* **Given request**: Each line containing the word "JSON" needs to be copied.
'''
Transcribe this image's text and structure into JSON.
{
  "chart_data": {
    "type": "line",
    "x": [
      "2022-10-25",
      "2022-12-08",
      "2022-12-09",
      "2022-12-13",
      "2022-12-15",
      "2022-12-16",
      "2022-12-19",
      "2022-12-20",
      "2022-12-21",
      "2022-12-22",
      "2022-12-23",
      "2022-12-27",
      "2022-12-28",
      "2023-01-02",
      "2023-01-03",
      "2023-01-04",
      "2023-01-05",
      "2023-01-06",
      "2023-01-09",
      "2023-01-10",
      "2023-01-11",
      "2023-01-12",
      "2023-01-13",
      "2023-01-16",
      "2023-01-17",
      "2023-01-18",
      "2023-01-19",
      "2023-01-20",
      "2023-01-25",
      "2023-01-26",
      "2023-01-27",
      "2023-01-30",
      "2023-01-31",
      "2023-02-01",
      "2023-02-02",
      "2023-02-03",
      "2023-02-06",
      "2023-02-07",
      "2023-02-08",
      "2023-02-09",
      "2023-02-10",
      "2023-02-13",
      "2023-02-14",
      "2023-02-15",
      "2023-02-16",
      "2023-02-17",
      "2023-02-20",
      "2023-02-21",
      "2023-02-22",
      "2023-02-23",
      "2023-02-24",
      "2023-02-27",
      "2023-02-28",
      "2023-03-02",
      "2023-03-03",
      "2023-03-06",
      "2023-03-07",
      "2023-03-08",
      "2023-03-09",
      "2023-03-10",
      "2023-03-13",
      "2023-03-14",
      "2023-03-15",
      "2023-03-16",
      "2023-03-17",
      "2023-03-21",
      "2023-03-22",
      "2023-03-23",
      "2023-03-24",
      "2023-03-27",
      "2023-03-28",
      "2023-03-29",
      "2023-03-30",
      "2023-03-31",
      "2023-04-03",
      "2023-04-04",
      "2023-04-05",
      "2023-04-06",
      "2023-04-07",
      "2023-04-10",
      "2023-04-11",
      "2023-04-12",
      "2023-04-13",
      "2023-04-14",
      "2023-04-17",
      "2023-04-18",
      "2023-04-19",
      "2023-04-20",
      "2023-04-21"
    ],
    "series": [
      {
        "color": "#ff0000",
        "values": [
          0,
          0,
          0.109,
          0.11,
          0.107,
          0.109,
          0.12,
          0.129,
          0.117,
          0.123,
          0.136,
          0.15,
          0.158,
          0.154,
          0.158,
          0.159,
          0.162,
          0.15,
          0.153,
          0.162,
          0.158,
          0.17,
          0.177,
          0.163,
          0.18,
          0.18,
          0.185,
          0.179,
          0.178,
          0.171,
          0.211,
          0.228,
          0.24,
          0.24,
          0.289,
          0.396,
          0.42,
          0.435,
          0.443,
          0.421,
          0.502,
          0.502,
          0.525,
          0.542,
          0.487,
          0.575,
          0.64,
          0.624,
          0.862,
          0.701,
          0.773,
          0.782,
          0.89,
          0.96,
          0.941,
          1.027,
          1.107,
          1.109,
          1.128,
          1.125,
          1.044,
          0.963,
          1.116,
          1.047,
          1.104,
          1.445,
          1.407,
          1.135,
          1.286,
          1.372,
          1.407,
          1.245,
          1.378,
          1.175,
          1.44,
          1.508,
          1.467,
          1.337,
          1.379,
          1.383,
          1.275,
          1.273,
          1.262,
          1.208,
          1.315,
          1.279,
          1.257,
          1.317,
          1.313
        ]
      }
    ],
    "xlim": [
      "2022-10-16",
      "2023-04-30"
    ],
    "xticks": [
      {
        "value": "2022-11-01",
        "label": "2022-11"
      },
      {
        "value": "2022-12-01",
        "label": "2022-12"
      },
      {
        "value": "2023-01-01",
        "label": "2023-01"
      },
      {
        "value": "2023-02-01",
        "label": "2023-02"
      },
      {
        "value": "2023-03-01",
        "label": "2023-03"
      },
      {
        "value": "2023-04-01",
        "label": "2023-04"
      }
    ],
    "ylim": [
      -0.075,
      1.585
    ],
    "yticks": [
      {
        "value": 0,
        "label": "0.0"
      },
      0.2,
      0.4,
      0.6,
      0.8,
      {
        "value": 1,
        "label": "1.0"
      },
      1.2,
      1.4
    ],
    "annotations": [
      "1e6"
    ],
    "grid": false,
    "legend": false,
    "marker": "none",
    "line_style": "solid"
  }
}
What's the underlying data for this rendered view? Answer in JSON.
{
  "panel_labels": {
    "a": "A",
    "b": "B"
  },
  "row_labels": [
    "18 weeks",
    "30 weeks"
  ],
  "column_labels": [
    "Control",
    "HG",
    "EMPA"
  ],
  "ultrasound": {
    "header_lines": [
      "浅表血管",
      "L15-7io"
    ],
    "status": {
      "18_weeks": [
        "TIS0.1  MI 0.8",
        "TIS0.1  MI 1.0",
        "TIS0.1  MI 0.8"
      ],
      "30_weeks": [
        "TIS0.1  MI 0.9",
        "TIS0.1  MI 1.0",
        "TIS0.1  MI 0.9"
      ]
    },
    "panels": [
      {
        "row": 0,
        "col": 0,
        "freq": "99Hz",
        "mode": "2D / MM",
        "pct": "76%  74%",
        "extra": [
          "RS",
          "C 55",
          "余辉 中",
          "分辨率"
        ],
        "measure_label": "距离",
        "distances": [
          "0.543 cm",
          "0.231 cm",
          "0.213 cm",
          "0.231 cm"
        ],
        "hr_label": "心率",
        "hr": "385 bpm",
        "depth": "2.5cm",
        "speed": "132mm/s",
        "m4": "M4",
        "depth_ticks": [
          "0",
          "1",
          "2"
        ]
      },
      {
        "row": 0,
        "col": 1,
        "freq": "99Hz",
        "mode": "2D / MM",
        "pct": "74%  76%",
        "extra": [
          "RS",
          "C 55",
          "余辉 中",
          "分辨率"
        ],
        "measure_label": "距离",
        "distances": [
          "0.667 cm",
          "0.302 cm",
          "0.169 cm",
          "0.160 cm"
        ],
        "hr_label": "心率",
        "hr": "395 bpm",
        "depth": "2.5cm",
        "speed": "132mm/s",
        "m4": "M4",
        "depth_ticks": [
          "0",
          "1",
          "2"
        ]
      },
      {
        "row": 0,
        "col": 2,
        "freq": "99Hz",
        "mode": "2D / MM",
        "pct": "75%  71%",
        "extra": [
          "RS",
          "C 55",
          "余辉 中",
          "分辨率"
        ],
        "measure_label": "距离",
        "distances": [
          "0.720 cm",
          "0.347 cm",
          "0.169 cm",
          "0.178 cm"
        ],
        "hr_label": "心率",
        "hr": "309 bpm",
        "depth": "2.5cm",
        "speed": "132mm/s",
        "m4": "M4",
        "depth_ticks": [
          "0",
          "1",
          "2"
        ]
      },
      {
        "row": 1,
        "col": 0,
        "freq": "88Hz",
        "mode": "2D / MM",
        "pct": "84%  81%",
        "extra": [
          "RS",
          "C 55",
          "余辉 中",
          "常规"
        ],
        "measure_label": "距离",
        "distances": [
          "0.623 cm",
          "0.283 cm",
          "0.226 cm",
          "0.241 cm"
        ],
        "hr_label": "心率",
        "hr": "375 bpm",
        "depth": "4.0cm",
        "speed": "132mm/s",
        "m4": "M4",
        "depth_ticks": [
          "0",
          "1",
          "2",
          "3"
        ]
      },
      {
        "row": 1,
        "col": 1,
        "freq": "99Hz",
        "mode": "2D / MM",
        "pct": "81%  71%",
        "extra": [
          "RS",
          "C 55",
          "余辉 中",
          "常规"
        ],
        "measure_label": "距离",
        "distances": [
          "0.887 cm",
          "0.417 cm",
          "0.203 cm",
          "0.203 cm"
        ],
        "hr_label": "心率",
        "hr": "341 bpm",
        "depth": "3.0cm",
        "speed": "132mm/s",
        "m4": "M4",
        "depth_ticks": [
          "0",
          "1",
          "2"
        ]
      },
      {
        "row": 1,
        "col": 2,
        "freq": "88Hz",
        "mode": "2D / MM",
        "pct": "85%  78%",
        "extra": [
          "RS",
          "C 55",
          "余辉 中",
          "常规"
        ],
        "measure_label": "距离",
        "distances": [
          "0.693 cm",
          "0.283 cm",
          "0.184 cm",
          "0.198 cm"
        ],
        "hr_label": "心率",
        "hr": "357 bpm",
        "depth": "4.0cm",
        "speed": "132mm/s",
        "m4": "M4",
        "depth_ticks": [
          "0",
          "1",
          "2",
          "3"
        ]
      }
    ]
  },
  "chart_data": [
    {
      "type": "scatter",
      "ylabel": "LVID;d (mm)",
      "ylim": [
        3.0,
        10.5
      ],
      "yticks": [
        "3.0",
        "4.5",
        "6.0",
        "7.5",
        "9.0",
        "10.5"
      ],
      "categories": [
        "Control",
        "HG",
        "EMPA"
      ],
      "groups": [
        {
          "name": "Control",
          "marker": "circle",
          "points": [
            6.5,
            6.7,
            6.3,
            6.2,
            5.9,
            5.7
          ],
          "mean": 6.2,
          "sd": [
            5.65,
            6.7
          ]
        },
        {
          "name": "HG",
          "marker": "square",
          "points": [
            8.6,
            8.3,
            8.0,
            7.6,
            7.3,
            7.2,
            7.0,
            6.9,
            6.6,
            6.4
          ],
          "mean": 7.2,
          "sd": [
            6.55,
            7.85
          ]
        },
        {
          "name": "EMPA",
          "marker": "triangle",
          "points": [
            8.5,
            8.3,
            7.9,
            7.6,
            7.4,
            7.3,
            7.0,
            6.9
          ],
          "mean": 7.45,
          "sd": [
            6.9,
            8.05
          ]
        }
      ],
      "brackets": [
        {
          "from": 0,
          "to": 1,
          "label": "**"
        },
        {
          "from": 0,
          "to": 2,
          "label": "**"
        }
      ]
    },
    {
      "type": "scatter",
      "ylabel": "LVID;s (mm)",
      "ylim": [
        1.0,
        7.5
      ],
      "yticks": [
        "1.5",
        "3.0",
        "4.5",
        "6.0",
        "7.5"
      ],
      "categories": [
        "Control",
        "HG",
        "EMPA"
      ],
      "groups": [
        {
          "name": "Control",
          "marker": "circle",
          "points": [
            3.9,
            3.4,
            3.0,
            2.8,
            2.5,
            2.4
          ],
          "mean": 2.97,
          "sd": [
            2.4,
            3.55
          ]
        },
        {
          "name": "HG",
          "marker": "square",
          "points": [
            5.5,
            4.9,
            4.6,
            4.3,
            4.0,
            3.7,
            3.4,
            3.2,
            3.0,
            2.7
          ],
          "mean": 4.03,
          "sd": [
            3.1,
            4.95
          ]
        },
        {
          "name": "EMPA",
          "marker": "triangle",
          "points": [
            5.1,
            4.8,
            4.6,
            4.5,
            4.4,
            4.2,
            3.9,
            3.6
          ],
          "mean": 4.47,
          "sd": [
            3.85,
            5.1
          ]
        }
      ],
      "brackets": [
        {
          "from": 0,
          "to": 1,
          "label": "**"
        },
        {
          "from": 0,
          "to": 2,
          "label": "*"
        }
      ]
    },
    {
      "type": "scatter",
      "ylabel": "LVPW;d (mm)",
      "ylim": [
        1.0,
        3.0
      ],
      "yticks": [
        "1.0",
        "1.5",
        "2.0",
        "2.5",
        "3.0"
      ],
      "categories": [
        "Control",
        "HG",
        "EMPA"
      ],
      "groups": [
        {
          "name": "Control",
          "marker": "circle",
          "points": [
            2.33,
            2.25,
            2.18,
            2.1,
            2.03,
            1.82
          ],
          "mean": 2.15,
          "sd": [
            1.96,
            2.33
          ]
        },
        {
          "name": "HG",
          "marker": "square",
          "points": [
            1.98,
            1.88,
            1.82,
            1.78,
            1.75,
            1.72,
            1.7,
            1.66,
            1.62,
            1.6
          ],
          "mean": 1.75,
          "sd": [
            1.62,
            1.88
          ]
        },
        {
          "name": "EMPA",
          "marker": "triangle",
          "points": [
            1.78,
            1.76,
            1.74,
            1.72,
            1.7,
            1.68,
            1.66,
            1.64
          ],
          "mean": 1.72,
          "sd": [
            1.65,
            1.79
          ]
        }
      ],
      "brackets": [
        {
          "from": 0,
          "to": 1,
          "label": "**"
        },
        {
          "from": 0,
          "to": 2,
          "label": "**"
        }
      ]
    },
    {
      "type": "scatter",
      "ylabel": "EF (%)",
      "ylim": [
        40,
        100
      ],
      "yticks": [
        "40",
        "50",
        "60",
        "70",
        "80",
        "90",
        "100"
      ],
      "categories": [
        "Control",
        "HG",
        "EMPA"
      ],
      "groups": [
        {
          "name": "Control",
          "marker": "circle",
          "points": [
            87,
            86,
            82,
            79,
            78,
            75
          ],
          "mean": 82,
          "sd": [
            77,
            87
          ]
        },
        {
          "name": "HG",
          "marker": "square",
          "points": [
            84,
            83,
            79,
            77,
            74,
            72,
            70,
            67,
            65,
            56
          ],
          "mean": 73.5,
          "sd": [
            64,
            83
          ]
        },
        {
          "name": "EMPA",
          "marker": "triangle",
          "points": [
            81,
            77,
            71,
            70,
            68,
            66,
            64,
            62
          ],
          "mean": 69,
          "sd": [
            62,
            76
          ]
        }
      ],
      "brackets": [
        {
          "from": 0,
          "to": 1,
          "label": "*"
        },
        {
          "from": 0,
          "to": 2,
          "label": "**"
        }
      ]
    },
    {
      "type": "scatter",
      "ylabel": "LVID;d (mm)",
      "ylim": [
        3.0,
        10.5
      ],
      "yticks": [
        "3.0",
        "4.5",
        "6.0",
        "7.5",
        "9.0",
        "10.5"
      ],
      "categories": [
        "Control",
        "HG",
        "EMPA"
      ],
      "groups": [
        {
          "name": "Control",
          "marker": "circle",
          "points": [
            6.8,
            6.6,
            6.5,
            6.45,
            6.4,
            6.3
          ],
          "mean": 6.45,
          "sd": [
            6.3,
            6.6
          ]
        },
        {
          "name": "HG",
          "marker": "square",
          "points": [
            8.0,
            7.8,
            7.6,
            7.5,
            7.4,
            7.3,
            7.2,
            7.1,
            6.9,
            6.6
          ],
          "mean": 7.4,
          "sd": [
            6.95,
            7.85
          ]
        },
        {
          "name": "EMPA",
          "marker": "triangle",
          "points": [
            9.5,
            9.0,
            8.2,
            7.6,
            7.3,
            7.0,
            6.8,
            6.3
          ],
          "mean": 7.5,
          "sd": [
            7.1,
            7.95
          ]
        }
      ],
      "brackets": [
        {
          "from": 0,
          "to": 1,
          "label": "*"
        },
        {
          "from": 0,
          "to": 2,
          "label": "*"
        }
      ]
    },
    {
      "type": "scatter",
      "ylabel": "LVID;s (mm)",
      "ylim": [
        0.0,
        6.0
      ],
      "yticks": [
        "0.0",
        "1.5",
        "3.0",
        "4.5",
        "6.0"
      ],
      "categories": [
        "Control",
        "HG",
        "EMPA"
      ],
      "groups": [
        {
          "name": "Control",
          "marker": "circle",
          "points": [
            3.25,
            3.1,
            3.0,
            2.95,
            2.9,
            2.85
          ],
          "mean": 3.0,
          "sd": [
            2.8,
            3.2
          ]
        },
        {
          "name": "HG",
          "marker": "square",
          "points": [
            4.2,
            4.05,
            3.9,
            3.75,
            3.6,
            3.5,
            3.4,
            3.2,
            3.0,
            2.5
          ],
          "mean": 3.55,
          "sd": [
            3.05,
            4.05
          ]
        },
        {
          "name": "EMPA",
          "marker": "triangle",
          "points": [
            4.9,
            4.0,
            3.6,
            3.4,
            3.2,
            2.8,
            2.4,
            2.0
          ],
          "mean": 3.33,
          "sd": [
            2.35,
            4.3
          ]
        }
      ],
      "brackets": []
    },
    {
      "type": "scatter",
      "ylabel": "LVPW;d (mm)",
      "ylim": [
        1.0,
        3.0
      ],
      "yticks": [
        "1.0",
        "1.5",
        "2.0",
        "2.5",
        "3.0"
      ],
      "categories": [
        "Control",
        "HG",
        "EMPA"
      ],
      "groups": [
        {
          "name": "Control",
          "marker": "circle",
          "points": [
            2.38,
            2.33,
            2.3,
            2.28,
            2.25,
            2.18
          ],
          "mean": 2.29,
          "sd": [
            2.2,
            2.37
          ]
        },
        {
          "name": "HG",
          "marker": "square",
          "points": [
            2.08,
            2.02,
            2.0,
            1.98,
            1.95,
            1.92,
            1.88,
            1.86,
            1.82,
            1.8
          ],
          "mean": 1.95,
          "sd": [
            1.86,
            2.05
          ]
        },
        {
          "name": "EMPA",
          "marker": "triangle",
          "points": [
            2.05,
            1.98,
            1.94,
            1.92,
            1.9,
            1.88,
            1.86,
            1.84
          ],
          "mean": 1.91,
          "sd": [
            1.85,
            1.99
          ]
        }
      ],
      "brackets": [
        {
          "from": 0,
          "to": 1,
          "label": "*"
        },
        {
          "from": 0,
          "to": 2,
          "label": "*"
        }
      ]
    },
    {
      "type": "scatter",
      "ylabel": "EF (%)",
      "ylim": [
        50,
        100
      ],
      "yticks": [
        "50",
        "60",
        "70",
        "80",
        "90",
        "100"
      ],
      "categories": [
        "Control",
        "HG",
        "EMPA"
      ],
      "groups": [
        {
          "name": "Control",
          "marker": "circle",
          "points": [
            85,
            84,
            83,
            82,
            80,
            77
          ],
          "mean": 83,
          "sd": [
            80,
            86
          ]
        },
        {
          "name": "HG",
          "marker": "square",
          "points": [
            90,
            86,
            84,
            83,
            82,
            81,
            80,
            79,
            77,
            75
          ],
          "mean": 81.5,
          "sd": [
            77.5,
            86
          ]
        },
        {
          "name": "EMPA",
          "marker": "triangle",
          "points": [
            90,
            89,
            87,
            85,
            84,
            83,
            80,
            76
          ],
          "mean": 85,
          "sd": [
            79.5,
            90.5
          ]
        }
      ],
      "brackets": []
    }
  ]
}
'''
* **Reply**:
Transcribe this image's text and structure into JSON.
What's the underlying data for this rendered view? Answer in JSON.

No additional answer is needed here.